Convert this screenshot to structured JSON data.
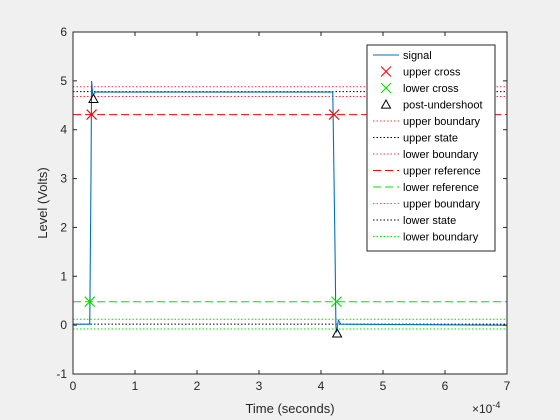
{
  "chart_data": {
    "type": "line",
    "title": "",
    "xlabel": "Time (seconds)",
    "ylabel": "Level (Volts)",
    "xlim": [
      0,
      7
    ],
    "ylim": [
      -1,
      6
    ],
    "x_multiplier_label": "×10",
    "x_multiplier_exponent": "-4",
    "xticks": [
      "0",
      "1",
      "2",
      "3",
      "4",
      "5",
      "6",
      "7"
    ],
    "yticks": [
      "-1",
      "0",
      "1",
      "2",
      "3",
      "4",
      "5",
      "6"
    ],
    "grid": false,
    "legend_position": "top-right",
    "signal": {
      "name": "signal",
      "color": "#0072bd",
      "points": [
        [
          0,
          0.02
        ],
        [
          0.26,
          0.02
        ],
        [
          0.27,
          0.02
        ],
        [
          0.29,
          3.0
        ],
        [
          0.3,
          5.0
        ],
        [
          0.32,
          4.7
        ],
        [
          0.36,
          4.77
        ],
        [
          4.17,
          4.77
        ],
        [
          4.19,
          4.77
        ],
        [
          4.21,
          3.0
        ],
        [
          4.23,
          1.2
        ],
        [
          4.24,
          0.0
        ],
        [
          4.25,
          -0.15
        ],
        [
          4.28,
          0.1
        ],
        [
          4.32,
          0.02
        ],
        [
          7.0,
          0.0
        ]
      ]
    },
    "upper_cross": {
      "name": "upper cross",
      "color": "#ff0000",
      "x": [
        0.3,
        4.21
      ],
      "y": [
        4.31,
        4.31
      ]
    },
    "lower_cross": {
      "name": "lower cross",
      "color": "#00e000",
      "x": [
        0.27,
        4.25
      ],
      "y": [
        0.48,
        0.48
      ]
    },
    "post_undershoot": {
      "name": "post-undershoot",
      "color": "#000000",
      "x": [
        0.33,
        4.26
      ],
      "y": [
        4.63,
        -0.17
      ]
    },
    "hlines": [
      {
        "name": "upper boundary",
        "y": 4.88,
        "color": "#ff3030",
        "style": "dot"
      },
      {
        "name": "upper state",
        "y": 4.78,
        "color": "#000000",
        "style": "dot"
      },
      {
        "name": "lower boundary",
        "y": 4.68,
        "color": "#ff3030",
        "style": "dot"
      },
      {
        "name": "upper reference",
        "y": 4.31,
        "color": "#ff0000",
        "style": "dash"
      },
      {
        "name": "lower reference",
        "y": 0.48,
        "color": "#00e000",
        "style": "dash"
      },
      {
        "name": "upper boundary",
        "y": 0.12,
        "color": "#00e000",
        "style": "dot"
      },
      {
        "name": "lower state",
        "y": 0.02,
        "color": "#000000",
        "style": "dot"
      },
      {
        "name": "lower boundary",
        "y": -0.08,
        "color": "#00e000",
        "style": "dot"
      }
    ],
    "legend": [
      {
        "label": "signal",
        "kind": "line",
        "color": "#0072bd",
        "dash": ""
      },
      {
        "label": "upper cross",
        "kind": "xmark",
        "color": "#ff0000"
      },
      {
        "label": "lower cross",
        "kind": "xmark",
        "color": "#00e000"
      },
      {
        "label": "post-undershoot",
        "kind": "triangle",
        "color": "#000000"
      },
      {
        "label": "upper boundary",
        "kind": "line",
        "color": "#ff3030",
        "dash": "dot"
      },
      {
        "label": "upper state",
        "kind": "line",
        "color": "#000000",
        "dash": "dot"
      },
      {
        "label": "lower boundary",
        "kind": "line",
        "color": "#ff3030",
        "dash": "dot"
      },
      {
        "label": "upper reference",
        "kind": "line",
        "color": "#ff0000",
        "dash": "dash"
      },
      {
        "label": "lower reference",
        "kind": "line",
        "color": "#00e000",
        "dash": "dash"
      },
      {
        "label": "upper boundary",
        "kind": "line",
        "color": "#00e000",
        "dash": "dot"
      },
      {
        "label": "lower state",
        "kind": "line",
        "color": "#000000",
        "dash": "dot"
      },
      {
        "label": "lower boundary",
        "kind": "line",
        "color": "#00e000",
        "dash": "dot"
      }
    ]
  }
}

● WHAT IS NEEDED: Copy out the records above in full, exactly as written, but not the pictures.

● RESULT OF THIS TASK:
Convert this screenshot to structured JSON data.
{
  "chart_data": {
    "type": "line",
    "title": "",
    "xlabel": "Time (seconds)",
    "ylabel": "Level (Volts)",
    "xlim": [
      0,
      7
    ],
    "ylim": [
      -1,
      6
    ],
    "x_multiplier_label": "×10",
    "x_multiplier_exponent": "-4",
    "xticks": [
      "0",
      "1",
      "2",
      "3",
      "4",
      "5",
      "6",
      "7"
    ],
    "yticks": [
      "-1",
      "0",
      "1",
      "2",
      "3",
      "4",
      "5",
      "6"
    ],
    "grid": false,
    "legend_position": "top-right",
    "signal": {
      "name": "signal",
      "color": "#0072bd",
      "points": [
        [
          0,
          0.02
        ],
        [
          0.26,
          0.02
        ],
        [
          0.27,
          0.02
        ],
        [
          0.29,
          3.0
        ],
        [
          0.3,
          5.0
        ],
        [
          0.32,
          4.7
        ],
        [
          0.36,
          4.77
        ],
        [
          4.17,
          4.77
        ],
        [
          4.19,
          4.77
        ],
        [
          4.21,
          3.0
        ],
        [
          4.23,
          1.2
        ],
        [
          4.24,
          0.0
        ],
        [
          4.25,
          -0.15
        ],
        [
          4.28,
          0.1
        ],
        [
          4.32,
          0.02
        ],
        [
          7.0,
          0.0
        ]
      ]
    },
    "upper_cross": {
      "name": "upper cross",
      "color": "#ff0000",
      "x": [
        0.3,
        4.21
      ],
      "y": [
        4.31,
        4.31
      ]
    },
    "lower_cross": {
      "name": "lower cross",
      "color": "#00e000",
      "x": [
        0.27,
        4.25
      ],
      "y": [
        0.48,
        0.48
      ]
    },
    "post_undershoot": {
      "name": "post-undershoot",
      "color": "#000000",
      "x": [
        0.33,
        4.26
      ],
      "y": [
        4.63,
        -0.17
      ]
    },
    "hlines": [
      {
        "name": "upper boundary",
        "y": 4.88,
        "color": "#ff3030",
        "style": "dot"
      },
      {
        "name": "upper state",
        "y": 4.78,
        "color": "#000000",
        "style": "dot"
      },
      {
        "name": "lower boundary",
        "y": 4.68,
        "color": "#ff3030",
        "style": "dot"
      },
      {
        "name": "upper reference",
        "y": 4.31,
        "color": "#ff0000",
        "style": "dash"
      },
      {
        "name": "lower reference",
        "y": 0.48,
        "color": "#00e000",
        "style": "dash"
      },
      {
        "name": "upper boundary",
        "y": 0.12,
        "color": "#00e000",
        "style": "dot"
      },
      {
        "name": "lower state",
        "y": 0.02,
        "color": "#000000",
        "style": "dot"
      },
      {
        "name": "lower boundary",
        "y": -0.08,
        "color": "#00e000",
        "style": "dot"
      }
    ],
    "legend": [
      {
        "label": "signal",
        "kind": "line",
        "color": "#0072bd",
        "dash": ""
      },
      {
        "label": "upper cross",
        "kind": "xmark",
        "color": "#ff0000"
      },
      {
        "label": "lower cross",
        "kind": "xmark",
        "color": "#00e000"
      },
      {
        "label": "post-undershoot",
        "kind": "triangle",
        "color": "#000000"
      },
      {
        "label": "upper boundary",
        "kind": "line",
        "color": "#ff3030",
        "dash": "dot"
      },
      {
        "label": "upper state",
        "kind": "line",
        "color": "#000000",
        "dash": "dot"
      },
      {
        "label": "lower boundary",
        "kind": "line",
        "color": "#ff3030",
        "dash": "dot"
      },
      {
        "label": "upper reference",
        "kind": "line",
        "color": "#ff0000",
        "dash": "dash"
      },
      {
        "label": "lower reference",
        "kind": "line",
        "color": "#00e000",
        "dash": "dash"
      },
      {
        "label": "upper boundary",
        "kind": "line",
        "color": "#00e000",
        "dash": "dot"
      },
      {
        "label": "lower state",
        "kind": "line",
        "color": "#000000",
        "dash": "dot"
      },
      {
        "label": "lower boundary",
        "kind": "line",
        "color": "#00e000",
        "dash": "dot"
      }
    ]
  }
}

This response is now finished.